Request — Reproduce every entry below precisely. Pictures are excluded from the copy.

Begin Information shown

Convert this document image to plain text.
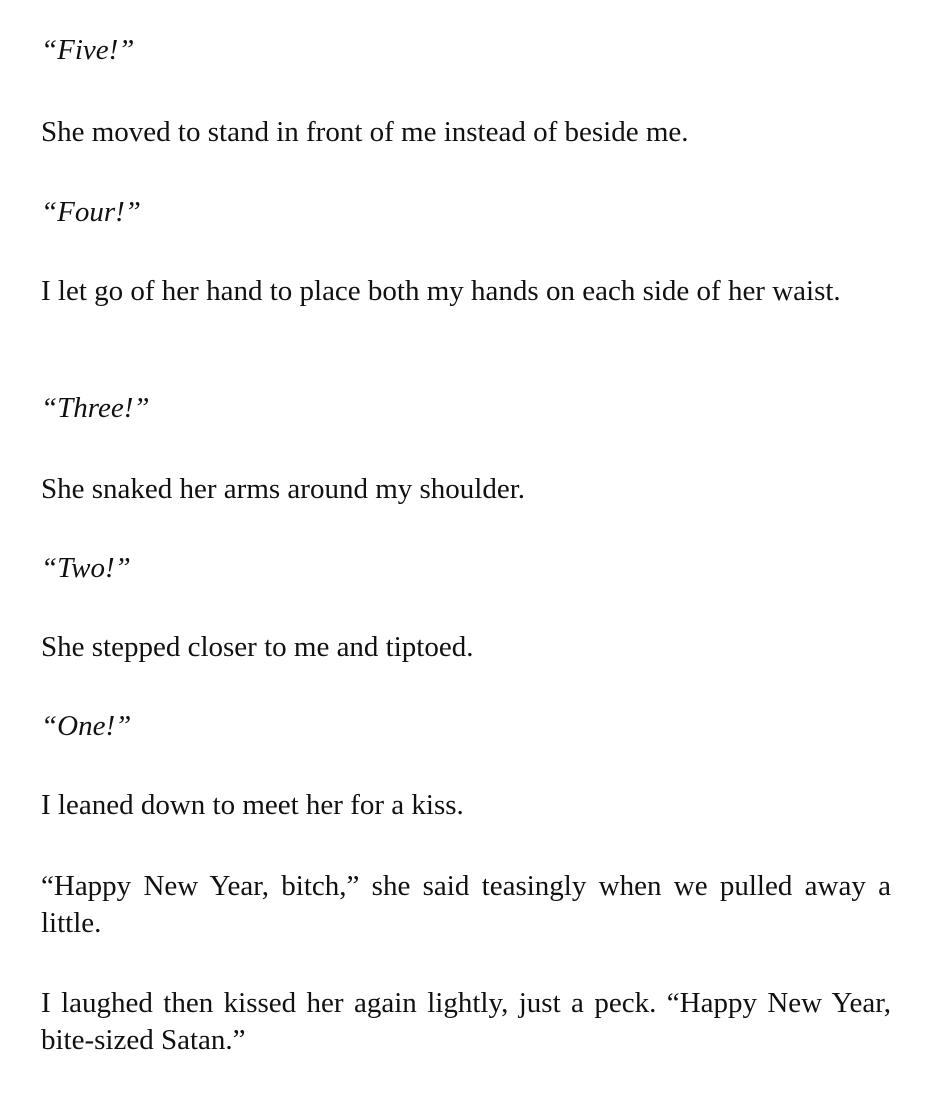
“Five!”

She moved to stand in front of me instead of beside me.

“Four!”

I let go of her hand to place both my hands on each side of her waist.

“Three!”

She snaked her arms around my shoulder.

“Two!”

She stepped closer to me and tiptoed.

“One!”

I leaned down to meet her for a kiss.

“Happy New Year, bitch,” she said teasingly when we pulled away a little.

I laughed then kissed her again lightly, just a peck. “Happy New Year, bite-sized Satan.”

End Information shown

The solution —
Convert this document image to plain text.
“Five!”

She moved to stand in front of me instead of beside me.

“Four!”

I let go of her hand to place both my hands on each side of her waist.

“Three!”

She snaked her arms around my shoulder.

“Two!”

She stepped closer to me and tiptoed.

“One!”

I leaned down to meet her for a kiss.

“Happy New Year, bitch,” she said teasingly when we pulled away a little.

I laughed then kissed her again lightly, just a peck. “Happy New Year, bite-sized Satan.”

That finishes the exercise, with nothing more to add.